_WHAT TO WORK ON_
Among the entries, which lines carry the string "screenshot"? Copy each of them.

_DATASET CONTENT_
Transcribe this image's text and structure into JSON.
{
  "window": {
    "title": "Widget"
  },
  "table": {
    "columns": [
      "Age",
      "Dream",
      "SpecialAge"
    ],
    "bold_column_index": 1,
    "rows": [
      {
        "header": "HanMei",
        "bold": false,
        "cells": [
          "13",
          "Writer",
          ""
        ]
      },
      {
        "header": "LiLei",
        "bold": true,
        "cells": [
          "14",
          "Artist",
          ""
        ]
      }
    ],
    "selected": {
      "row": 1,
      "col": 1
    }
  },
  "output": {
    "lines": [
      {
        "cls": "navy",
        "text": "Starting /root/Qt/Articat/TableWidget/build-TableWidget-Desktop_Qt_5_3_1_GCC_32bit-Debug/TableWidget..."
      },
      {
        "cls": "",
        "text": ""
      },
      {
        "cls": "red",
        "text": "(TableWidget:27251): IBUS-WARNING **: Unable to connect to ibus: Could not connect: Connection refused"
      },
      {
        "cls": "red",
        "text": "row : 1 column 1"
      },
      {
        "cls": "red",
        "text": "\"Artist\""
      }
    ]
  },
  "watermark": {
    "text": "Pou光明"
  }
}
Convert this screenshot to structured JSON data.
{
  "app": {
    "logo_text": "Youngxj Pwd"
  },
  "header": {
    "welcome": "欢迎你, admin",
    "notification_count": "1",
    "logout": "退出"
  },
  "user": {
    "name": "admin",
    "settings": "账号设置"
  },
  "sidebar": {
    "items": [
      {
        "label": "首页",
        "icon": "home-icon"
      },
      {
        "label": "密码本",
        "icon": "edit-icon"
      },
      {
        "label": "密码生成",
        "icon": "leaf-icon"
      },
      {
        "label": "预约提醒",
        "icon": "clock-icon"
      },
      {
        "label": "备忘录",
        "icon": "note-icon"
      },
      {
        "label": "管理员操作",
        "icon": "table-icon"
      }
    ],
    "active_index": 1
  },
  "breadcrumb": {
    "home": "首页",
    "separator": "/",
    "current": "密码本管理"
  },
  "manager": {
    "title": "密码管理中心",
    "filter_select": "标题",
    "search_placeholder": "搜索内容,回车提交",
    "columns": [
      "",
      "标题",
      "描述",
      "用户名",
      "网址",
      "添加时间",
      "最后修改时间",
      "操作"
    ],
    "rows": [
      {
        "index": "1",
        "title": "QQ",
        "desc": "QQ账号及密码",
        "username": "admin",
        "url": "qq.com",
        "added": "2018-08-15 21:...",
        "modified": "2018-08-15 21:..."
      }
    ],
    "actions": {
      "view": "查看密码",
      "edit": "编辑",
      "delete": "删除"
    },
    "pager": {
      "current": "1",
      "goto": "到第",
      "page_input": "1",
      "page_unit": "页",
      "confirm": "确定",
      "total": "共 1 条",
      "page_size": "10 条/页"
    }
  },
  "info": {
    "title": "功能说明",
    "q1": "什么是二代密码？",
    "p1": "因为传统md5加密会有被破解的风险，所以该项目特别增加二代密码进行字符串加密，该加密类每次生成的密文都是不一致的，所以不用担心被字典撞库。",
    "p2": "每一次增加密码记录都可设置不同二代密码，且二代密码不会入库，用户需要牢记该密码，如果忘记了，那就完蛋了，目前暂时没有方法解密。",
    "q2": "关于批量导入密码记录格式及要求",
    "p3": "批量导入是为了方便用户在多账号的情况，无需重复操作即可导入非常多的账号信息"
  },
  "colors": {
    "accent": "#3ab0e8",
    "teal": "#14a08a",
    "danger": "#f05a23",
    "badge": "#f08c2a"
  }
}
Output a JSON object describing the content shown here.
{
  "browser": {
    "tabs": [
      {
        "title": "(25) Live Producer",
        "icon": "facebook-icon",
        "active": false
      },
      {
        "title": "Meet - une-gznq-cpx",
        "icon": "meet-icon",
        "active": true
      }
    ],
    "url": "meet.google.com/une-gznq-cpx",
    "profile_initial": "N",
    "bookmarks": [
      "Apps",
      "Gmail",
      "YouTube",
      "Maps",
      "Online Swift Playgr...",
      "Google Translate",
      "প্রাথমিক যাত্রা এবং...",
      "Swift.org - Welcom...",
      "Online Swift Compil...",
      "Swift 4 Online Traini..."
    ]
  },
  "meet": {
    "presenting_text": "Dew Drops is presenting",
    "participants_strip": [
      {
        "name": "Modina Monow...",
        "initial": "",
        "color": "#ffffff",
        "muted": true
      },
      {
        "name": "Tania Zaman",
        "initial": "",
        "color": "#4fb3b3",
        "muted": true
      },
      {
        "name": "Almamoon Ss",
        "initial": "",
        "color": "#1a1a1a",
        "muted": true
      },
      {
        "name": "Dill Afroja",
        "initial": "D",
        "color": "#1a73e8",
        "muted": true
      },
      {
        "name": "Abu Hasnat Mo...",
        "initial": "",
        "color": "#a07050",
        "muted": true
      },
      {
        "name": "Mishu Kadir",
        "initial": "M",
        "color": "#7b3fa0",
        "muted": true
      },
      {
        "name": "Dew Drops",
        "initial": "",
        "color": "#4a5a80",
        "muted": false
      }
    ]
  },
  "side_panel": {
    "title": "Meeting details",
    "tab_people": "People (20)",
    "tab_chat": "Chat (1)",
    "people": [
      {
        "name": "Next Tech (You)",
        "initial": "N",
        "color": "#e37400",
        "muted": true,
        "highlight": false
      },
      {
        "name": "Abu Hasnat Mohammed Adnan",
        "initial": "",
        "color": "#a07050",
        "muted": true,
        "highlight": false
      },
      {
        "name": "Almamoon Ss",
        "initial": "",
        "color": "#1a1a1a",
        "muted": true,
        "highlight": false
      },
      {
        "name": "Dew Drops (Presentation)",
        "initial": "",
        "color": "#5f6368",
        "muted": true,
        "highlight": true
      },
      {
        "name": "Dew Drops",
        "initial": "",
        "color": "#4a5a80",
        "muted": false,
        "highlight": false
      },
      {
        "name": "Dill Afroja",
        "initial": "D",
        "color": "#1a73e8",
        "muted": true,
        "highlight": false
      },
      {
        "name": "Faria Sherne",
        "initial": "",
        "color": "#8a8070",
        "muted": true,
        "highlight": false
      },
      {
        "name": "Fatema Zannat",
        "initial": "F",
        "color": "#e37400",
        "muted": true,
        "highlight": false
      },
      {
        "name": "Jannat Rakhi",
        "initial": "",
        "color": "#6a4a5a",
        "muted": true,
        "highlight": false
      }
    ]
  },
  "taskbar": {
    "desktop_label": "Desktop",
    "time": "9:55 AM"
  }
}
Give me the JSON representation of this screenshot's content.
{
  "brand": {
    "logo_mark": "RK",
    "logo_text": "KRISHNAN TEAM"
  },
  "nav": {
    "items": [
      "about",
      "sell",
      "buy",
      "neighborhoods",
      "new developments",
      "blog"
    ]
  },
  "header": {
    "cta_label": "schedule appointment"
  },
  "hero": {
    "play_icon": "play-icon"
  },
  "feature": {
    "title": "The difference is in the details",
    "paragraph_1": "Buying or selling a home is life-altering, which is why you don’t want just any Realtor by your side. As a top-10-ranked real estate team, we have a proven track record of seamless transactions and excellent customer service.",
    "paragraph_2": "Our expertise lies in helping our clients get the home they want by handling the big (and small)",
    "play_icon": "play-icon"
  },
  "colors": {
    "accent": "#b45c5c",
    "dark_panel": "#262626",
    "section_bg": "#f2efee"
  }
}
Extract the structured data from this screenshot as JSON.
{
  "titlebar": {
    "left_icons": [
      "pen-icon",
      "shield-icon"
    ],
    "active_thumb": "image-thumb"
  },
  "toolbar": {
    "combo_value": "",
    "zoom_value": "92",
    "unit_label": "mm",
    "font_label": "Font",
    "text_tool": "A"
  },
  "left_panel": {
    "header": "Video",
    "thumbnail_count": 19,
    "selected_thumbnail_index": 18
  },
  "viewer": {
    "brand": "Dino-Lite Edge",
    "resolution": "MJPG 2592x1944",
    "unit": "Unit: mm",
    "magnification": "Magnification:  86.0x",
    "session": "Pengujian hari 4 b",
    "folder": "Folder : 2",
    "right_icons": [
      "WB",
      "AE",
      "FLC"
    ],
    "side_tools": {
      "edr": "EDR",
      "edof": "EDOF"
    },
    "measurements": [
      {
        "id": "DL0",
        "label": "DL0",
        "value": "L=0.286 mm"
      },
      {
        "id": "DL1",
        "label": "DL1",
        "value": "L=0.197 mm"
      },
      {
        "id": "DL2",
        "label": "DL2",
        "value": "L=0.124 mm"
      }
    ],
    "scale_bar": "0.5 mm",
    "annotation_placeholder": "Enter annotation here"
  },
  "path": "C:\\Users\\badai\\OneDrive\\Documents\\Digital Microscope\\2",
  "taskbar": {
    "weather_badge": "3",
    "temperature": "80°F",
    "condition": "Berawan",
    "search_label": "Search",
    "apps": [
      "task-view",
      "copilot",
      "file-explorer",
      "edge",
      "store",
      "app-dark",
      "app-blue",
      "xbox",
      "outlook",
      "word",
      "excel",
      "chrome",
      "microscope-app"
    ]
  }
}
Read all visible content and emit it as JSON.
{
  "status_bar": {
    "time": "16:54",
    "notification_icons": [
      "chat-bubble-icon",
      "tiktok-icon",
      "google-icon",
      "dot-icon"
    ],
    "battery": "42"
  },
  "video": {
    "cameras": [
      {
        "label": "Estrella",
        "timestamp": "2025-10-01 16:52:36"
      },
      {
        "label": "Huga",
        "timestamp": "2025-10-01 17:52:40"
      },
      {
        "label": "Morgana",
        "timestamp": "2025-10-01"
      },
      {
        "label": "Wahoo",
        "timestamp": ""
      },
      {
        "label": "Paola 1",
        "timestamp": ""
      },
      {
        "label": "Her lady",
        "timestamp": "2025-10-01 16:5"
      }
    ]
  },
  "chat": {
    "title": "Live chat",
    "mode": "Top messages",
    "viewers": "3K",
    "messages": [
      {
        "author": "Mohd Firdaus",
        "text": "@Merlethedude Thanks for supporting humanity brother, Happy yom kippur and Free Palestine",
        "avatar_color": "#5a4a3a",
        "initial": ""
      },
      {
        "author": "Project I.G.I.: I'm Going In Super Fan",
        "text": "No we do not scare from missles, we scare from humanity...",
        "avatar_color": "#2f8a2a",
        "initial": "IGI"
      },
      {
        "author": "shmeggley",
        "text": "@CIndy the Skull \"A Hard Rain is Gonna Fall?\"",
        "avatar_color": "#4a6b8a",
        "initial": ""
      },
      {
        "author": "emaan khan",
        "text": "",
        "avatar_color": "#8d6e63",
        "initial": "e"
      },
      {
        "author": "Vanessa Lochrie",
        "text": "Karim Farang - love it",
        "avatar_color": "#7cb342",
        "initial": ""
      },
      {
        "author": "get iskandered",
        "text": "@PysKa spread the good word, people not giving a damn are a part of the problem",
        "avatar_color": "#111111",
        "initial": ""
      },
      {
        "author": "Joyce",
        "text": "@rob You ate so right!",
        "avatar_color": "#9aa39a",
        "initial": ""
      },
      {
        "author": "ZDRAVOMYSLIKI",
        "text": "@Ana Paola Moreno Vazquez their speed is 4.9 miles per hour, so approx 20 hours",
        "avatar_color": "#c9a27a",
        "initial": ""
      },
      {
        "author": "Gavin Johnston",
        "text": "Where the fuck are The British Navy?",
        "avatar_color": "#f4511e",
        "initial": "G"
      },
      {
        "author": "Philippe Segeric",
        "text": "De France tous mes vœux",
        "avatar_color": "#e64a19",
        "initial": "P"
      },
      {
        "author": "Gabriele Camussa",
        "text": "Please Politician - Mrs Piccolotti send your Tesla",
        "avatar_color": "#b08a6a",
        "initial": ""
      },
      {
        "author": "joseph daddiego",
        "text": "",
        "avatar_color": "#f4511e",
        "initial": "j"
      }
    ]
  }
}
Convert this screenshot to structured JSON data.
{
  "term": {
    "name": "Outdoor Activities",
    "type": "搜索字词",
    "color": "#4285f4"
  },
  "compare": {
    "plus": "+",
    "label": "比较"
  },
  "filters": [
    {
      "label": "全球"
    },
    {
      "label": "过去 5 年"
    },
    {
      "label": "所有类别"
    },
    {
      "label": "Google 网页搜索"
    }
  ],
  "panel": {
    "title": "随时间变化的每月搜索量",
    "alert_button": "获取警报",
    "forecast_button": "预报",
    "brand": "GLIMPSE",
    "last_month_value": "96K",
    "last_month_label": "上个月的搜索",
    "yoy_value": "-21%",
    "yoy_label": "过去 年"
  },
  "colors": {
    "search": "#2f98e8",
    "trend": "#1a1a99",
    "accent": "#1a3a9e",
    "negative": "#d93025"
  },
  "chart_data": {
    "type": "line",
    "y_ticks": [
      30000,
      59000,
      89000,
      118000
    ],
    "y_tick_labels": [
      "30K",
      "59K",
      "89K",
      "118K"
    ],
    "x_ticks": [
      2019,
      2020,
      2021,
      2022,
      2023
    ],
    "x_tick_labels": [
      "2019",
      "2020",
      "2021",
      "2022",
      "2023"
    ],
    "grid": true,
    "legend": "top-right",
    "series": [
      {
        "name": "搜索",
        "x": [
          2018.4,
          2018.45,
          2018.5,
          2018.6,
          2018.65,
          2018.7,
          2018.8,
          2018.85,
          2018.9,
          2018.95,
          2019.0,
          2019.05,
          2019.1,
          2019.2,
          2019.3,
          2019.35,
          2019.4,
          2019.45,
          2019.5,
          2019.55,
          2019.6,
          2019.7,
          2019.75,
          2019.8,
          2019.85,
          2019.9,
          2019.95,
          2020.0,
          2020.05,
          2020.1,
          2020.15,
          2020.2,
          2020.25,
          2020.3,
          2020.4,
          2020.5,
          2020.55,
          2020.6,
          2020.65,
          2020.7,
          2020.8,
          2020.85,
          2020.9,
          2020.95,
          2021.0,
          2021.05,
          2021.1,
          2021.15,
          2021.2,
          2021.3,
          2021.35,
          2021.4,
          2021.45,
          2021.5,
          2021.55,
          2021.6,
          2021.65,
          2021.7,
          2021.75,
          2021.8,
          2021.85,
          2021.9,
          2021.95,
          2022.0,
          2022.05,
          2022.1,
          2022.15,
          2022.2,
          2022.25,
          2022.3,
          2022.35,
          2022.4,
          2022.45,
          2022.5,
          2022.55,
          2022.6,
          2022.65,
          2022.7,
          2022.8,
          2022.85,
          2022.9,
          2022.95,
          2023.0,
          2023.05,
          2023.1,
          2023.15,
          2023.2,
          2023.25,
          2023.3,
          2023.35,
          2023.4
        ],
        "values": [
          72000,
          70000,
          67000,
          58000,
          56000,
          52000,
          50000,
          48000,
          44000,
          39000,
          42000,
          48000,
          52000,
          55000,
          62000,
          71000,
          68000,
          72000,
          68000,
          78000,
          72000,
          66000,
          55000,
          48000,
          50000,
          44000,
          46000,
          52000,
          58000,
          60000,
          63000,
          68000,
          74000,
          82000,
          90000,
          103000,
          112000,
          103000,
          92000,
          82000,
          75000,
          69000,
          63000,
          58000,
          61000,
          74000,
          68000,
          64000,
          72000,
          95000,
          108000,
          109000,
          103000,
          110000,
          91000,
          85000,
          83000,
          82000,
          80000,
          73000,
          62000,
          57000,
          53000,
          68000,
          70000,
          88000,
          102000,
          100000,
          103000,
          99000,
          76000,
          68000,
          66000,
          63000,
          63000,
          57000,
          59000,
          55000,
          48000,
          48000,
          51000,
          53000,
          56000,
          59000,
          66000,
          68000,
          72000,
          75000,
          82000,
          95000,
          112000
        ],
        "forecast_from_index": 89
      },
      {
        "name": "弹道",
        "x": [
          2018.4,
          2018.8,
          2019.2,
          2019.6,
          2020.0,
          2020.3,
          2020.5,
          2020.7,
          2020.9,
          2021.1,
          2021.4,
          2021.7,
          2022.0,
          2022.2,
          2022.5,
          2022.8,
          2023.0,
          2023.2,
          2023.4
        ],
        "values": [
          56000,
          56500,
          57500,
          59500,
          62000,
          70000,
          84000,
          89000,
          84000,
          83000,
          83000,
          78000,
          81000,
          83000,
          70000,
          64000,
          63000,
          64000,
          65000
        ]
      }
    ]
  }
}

_SOLUTION FOR THIS TASK_
Convert this screenshot to structured JSON data.
Give me the JSON representation of this screenshot's content.
Extract the structured data from this screenshot as JSON.
Convert this screenshot to structured JSON data.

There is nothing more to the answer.